▶ **AVAILABLE DATA**
-----

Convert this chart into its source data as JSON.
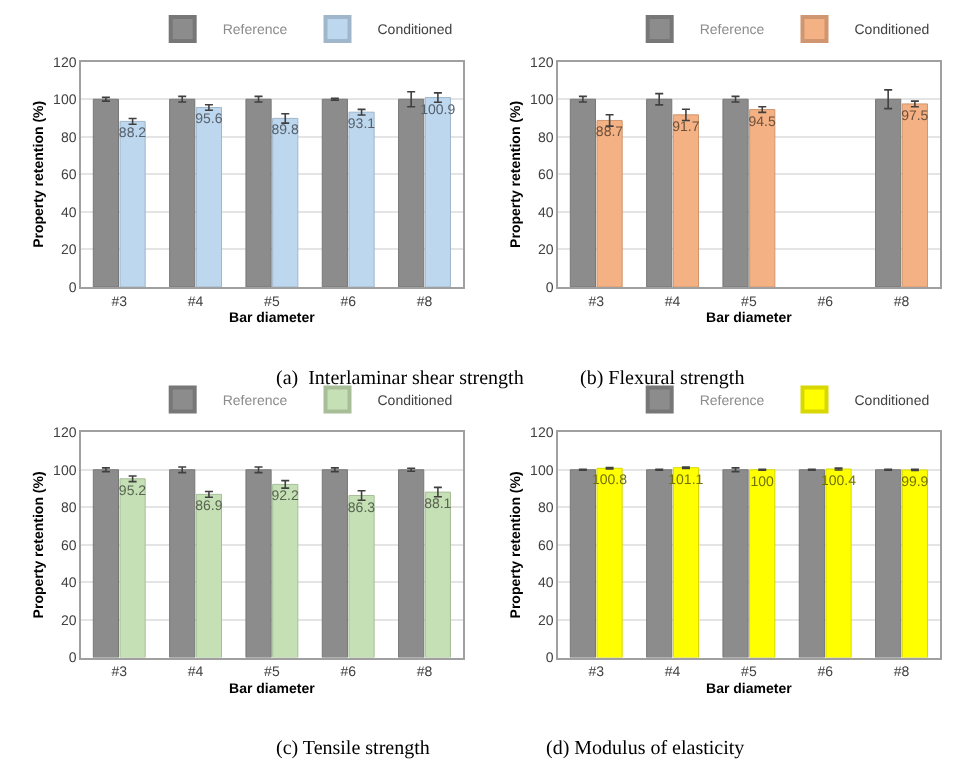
{
  "chart_data": [
    {
      "type": "bar",
      "title": "(a)  Interlaminar shear strength",
      "xlabel": "Bar diameter",
      "ylabel": "Property retention (%)",
      "categories": [
        "#3",
        "#4",
        "#5",
        "#6",
        "#8"
      ],
      "ylim": [
        0,
        120
      ],
      "yticks": [
        0,
        20,
        40,
        60,
        80,
        100,
        120
      ],
      "grid": "y",
      "legend": "top right",
      "series": [
        {
          "name": "Reference",
          "color": "#8c8c8c",
          "values": [
            100,
            100,
            100,
            100,
            100
          ],
          "errors": [
            1,
            1.5,
            1.5,
            0.5,
            4
          ]
        },
        {
          "name": "Conditioned",
          "color": "#bdd7ee",
          "values": [
            88.2,
            95.6,
            89.8,
            93.1,
            100.9
          ],
          "errors": [
            1.5,
            1.5,
            2.5,
            1.5,
            2.5
          ],
          "value_labels": [
            "88.2",
            "95.6",
            "89.8",
            "93.1",
            "100.9"
          ]
        }
      ]
    },
    {
      "type": "bar",
      "title": "(b) Flexural strength",
      "xlabel": "Bar diameter",
      "ylabel": "Property retention (%)",
      "categories": [
        "#3",
        "#4",
        "#5",
        "#6",
        "#8"
      ],
      "ylim": [
        0,
        120
      ],
      "yticks": [
        0,
        20,
        40,
        60,
        80,
        100,
        120
      ],
      "grid": "y",
      "legend": "top right",
      "series": [
        {
          "name": "Reference",
          "color": "#8c8c8c",
          "values": [
            100,
            100,
            100,
            null,
            100
          ],
          "errors": [
            1.5,
            3,
            1.5,
            null,
            5
          ]
        },
        {
          "name": "Conditioned",
          "color": "#f4b183",
          "values": [
            88.7,
            91.7,
            94.5,
            null,
            97.5
          ],
          "errors": [
            3,
            3,
            1.5,
            null,
            1.5
          ],
          "value_labels": [
            "88.7",
            "91.7",
            "94.5",
            null,
            "97.5"
          ]
        }
      ]
    },
    {
      "type": "bar",
      "title": "(c) Tensile strength",
      "xlabel": "Bar diameter",
      "ylabel": "Property retention (%)",
      "categories": [
        "#3",
        "#4",
        "#5",
        "#6",
        "#8"
      ],
      "ylim": [
        0,
        120
      ],
      "yticks": [
        0,
        20,
        40,
        60,
        80,
        100,
        120
      ],
      "grid": "y",
      "legend": "top right",
      "series": [
        {
          "name": "Reference",
          "color": "#8c8c8c",
          "values": [
            100,
            100,
            100,
            100,
            100
          ],
          "errors": [
            1,
            1.5,
            1.5,
            1,
            0.8
          ]
        },
        {
          "name": "Conditioned",
          "color": "#c5e0b4",
          "values": [
            95.2,
            86.9,
            92.2,
            86.3,
            88.1
          ],
          "errors": [
            1.5,
            1.5,
            2,
            2.5,
            2.5
          ],
          "value_labels": [
            "95.2",
            "86.9",
            "92.2",
            "86.3",
            "88.1"
          ]
        }
      ]
    },
    {
      "type": "bar",
      "title": "(d) Modulus of elasticity",
      "xlabel": "Bar diameter",
      "ylabel": "Property retention (%)",
      "categories": [
        "#3",
        "#4",
        "#5",
        "#6",
        "#8"
      ],
      "ylim": [
        0,
        120
      ],
      "yticks": [
        0,
        20,
        40,
        60,
        80,
        100,
        120
      ],
      "grid": "y",
      "legend": "top right",
      "series": [
        {
          "name": "Reference",
          "color": "#8c8c8c",
          "values": [
            100,
            100,
            100,
            100,
            100
          ],
          "errors": [
            0.3,
            0.3,
            1,
            0.3,
            0.3
          ]
        },
        {
          "name": "Conditioned",
          "color": "#ffff00",
          "values": [
            100.8,
            101.1,
            100,
            100.4,
            99.9
          ],
          "errors": [
            0.4,
            0.4,
            0.3,
            0.5,
            0.3
          ],
          "value_labels": [
            "100.8",
            "101.1",
            "100",
            "100.4",
            "99.9"
          ]
        }
      ]
    }
  ]
}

-----

▶ **WHAT TO DO**
Except for the pictures, copy the material above exactly.

▶ **SOLVED EXERCISE**
Convert this chart into its source data as JSON.
{
  "chart_data": [
    {
      "type": "bar",
      "title": "(a)  Interlaminar shear strength",
      "xlabel": "Bar diameter",
      "ylabel": "Property retention (%)",
      "categories": [
        "#3",
        "#4",
        "#5",
        "#6",
        "#8"
      ],
      "ylim": [
        0,
        120
      ],
      "yticks": [
        0,
        20,
        40,
        60,
        80,
        100,
        120
      ],
      "grid": "y",
      "legend": "top right",
      "series": [
        {
          "name": "Reference",
          "color": "#8c8c8c",
          "values": [
            100,
            100,
            100,
            100,
            100
          ],
          "errors": [
            1,
            1.5,
            1.5,
            0.5,
            4
          ]
        },
        {
          "name": "Conditioned",
          "color": "#bdd7ee",
          "values": [
            88.2,
            95.6,
            89.8,
            93.1,
            100.9
          ],
          "errors": [
            1.5,
            1.5,
            2.5,
            1.5,
            2.5
          ],
          "value_labels": [
            "88.2",
            "95.6",
            "89.8",
            "93.1",
            "100.9"
          ]
        }
      ]
    },
    {
      "type": "bar",
      "title": "(b) Flexural strength",
      "xlabel": "Bar diameter",
      "ylabel": "Property retention (%)",
      "categories": [
        "#3",
        "#4",
        "#5",
        "#6",
        "#8"
      ],
      "ylim": [
        0,
        120
      ],
      "yticks": [
        0,
        20,
        40,
        60,
        80,
        100,
        120
      ],
      "grid": "y",
      "legend": "top right",
      "series": [
        {
          "name": "Reference",
          "color": "#8c8c8c",
          "values": [
            100,
            100,
            100,
            null,
            100
          ],
          "errors": [
            1.5,
            3,
            1.5,
            null,
            5
          ]
        },
        {
          "name": "Conditioned",
          "color": "#f4b183",
          "values": [
            88.7,
            91.7,
            94.5,
            null,
            97.5
          ],
          "errors": [
            3,
            3,
            1.5,
            null,
            1.5
          ],
          "value_labels": [
            "88.7",
            "91.7",
            "94.5",
            null,
            "97.5"
          ]
        }
      ]
    },
    {
      "type": "bar",
      "title": "(c) Tensile strength",
      "xlabel": "Bar diameter",
      "ylabel": "Property retention (%)",
      "categories": [
        "#3",
        "#4",
        "#5",
        "#6",
        "#8"
      ],
      "ylim": [
        0,
        120
      ],
      "yticks": [
        0,
        20,
        40,
        60,
        80,
        100,
        120
      ],
      "grid": "y",
      "legend": "top right",
      "series": [
        {
          "name": "Reference",
          "color": "#8c8c8c",
          "values": [
            100,
            100,
            100,
            100,
            100
          ],
          "errors": [
            1,
            1.5,
            1.5,
            1,
            0.8
          ]
        },
        {
          "name": "Conditioned",
          "color": "#c5e0b4",
          "values": [
            95.2,
            86.9,
            92.2,
            86.3,
            88.1
          ],
          "errors": [
            1.5,
            1.5,
            2,
            2.5,
            2.5
          ],
          "value_labels": [
            "95.2",
            "86.9",
            "92.2",
            "86.3",
            "88.1"
          ]
        }
      ]
    },
    {
      "type": "bar",
      "title": "(d) Modulus of elasticity",
      "xlabel": "Bar diameter",
      "ylabel": "Property retention (%)",
      "categories": [
        "#3",
        "#4",
        "#5",
        "#6",
        "#8"
      ],
      "ylim": [
        0,
        120
      ],
      "yticks": [
        0,
        20,
        40,
        60,
        80,
        100,
        120
      ],
      "grid": "y",
      "legend": "top right",
      "series": [
        {
          "name": "Reference",
          "color": "#8c8c8c",
          "values": [
            100,
            100,
            100,
            100,
            100
          ],
          "errors": [
            0.3,
            0.3,
            1,
            0.3,
            0.3
          ]
        },
        {
          "name": "Conditioned",
          "color": "#ffff00",
          "values": [
            100.8,
            101.1,
            100,
            100.4,
            99.9
          ],
          "errors": [
            0.4,
            0.4,
            0.3,
            0.5,
            0.3
          ],
          "value_labels": [
            "100.8",
            "101.1",
            "100",
            "100.4",
            "99.9"
          ]
        }
      ]
    }
  ]
}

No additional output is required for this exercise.